[Some records]
■ ■ ■ ■ ■
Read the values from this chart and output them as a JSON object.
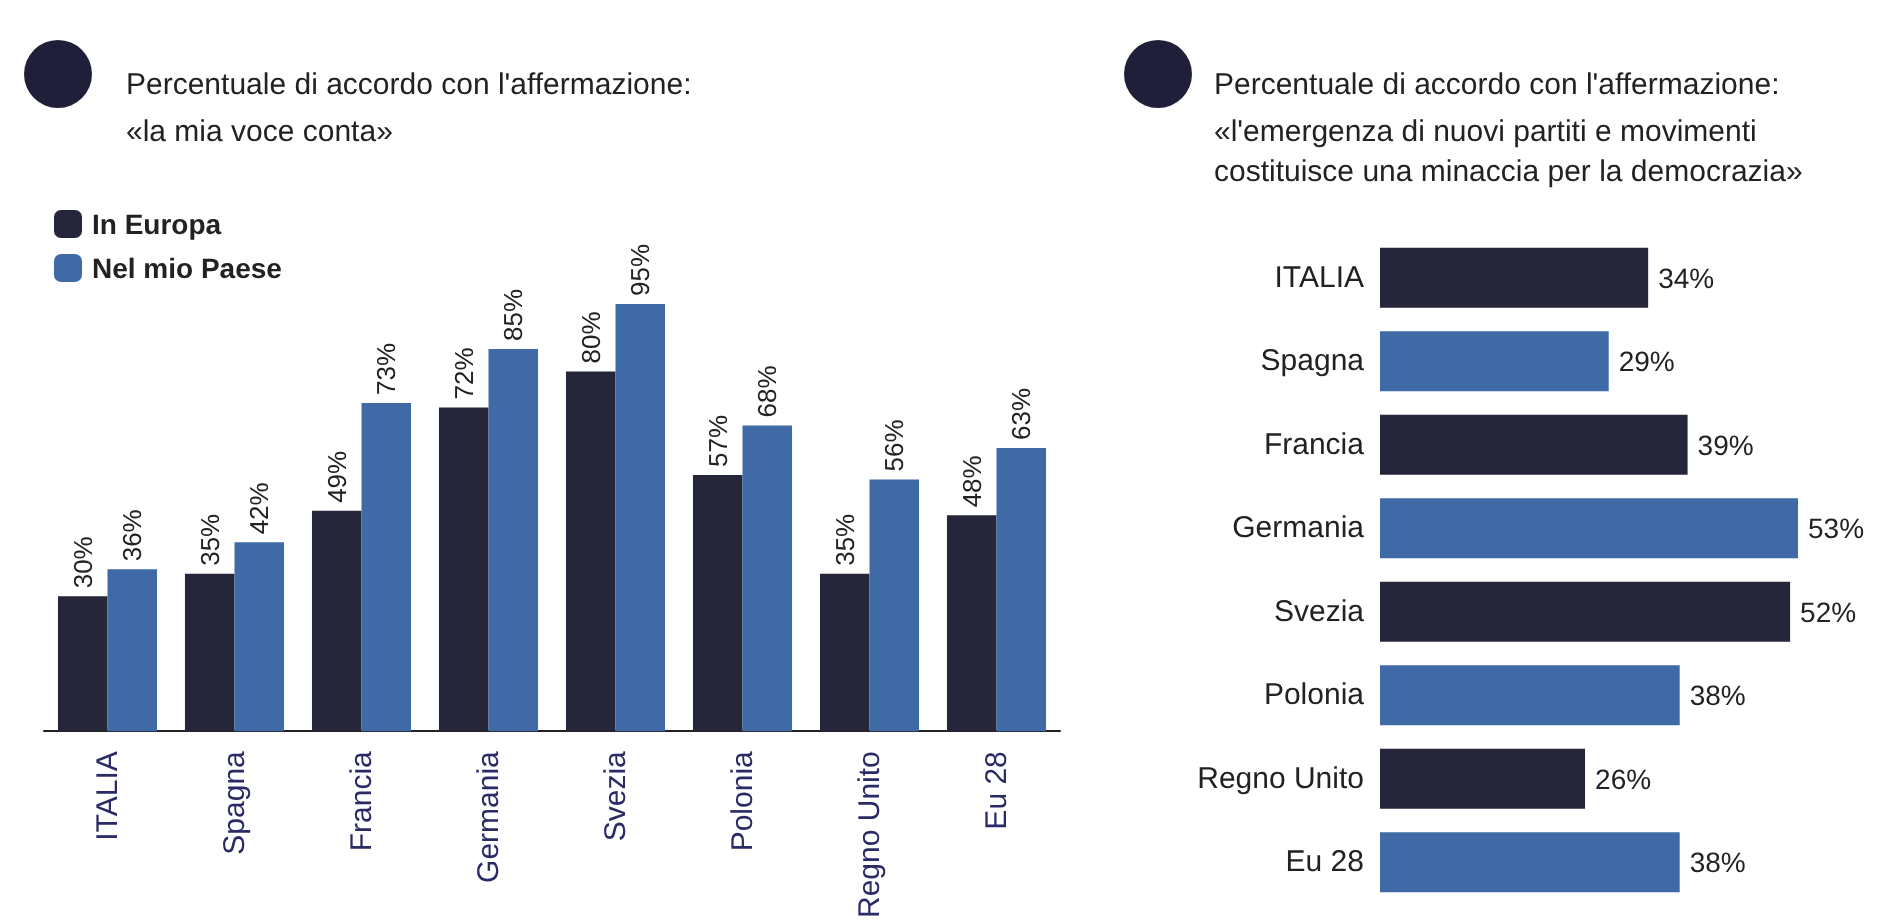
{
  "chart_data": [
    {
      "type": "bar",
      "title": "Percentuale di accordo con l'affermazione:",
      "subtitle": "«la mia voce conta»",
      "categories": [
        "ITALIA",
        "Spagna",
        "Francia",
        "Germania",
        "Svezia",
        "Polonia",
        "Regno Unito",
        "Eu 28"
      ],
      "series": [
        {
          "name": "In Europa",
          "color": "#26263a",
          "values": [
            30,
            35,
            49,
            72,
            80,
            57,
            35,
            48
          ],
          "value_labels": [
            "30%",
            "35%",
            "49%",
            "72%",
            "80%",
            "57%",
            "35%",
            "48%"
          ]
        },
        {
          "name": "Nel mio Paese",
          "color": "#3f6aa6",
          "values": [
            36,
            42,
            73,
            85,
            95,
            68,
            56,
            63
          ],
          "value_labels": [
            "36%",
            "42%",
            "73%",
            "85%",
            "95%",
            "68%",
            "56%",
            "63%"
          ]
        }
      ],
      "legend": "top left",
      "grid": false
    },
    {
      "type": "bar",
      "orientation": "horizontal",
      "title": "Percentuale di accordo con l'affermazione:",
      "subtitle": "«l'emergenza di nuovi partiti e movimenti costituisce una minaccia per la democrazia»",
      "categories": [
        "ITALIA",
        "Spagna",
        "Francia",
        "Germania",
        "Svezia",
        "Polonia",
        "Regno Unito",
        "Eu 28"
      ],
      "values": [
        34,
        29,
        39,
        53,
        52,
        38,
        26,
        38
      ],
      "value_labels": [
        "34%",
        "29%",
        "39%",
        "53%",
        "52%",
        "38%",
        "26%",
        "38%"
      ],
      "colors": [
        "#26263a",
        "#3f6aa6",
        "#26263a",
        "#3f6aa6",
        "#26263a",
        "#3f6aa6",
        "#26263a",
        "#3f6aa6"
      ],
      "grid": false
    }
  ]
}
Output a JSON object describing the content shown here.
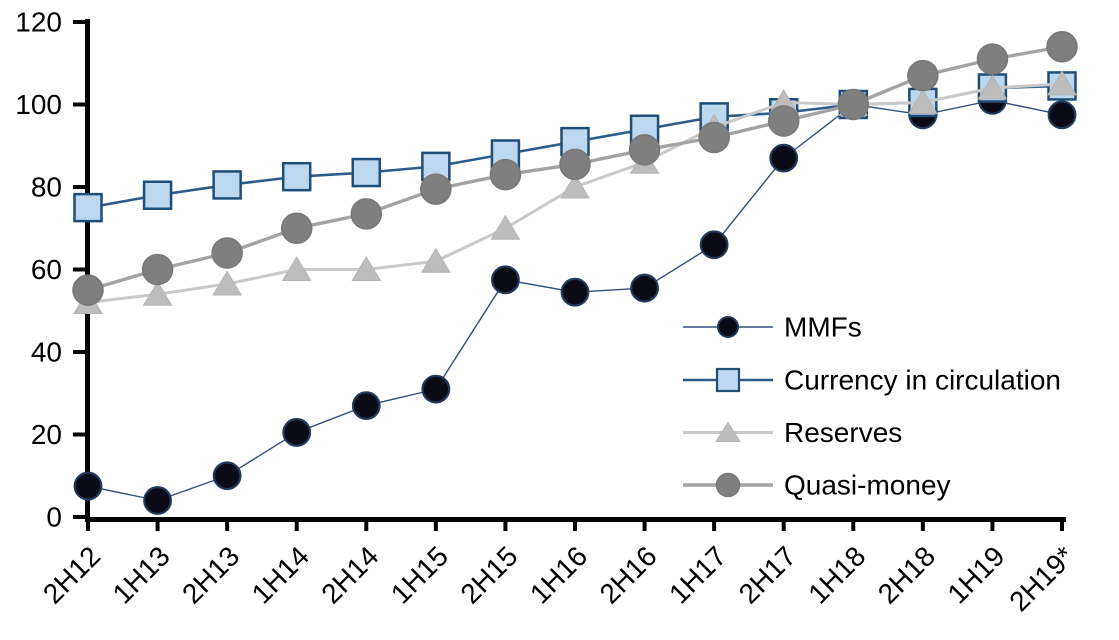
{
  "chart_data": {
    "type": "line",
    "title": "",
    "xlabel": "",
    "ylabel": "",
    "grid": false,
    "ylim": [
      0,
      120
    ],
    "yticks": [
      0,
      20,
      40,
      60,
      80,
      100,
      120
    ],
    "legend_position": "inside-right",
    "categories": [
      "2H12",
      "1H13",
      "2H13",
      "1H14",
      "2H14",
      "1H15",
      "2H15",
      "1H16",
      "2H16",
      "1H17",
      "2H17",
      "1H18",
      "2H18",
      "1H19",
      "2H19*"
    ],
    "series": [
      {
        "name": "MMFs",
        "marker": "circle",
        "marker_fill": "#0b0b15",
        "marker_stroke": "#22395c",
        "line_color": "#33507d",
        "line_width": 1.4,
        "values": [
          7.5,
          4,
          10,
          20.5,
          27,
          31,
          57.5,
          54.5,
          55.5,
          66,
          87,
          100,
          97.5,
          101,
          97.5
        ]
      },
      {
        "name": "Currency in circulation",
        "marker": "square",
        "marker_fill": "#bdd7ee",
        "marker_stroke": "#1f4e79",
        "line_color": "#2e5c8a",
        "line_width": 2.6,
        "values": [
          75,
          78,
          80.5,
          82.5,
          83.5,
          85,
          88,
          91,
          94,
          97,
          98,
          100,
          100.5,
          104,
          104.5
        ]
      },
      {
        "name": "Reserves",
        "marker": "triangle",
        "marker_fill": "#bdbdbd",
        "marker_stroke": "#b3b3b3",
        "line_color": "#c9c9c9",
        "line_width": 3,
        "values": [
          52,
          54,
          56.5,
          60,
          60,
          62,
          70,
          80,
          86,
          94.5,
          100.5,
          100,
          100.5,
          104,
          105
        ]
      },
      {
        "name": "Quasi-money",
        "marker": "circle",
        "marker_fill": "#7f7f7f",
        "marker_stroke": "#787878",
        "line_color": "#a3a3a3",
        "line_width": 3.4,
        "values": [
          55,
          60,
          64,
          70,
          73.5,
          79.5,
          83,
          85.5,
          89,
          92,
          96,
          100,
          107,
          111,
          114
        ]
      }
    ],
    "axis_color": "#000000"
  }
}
■ ■ ■ ■ ■
Pull every line containing "object" from the material above.

Read the values from this chart and output them as a JSON object.
Output a JSON object describing the content shown here.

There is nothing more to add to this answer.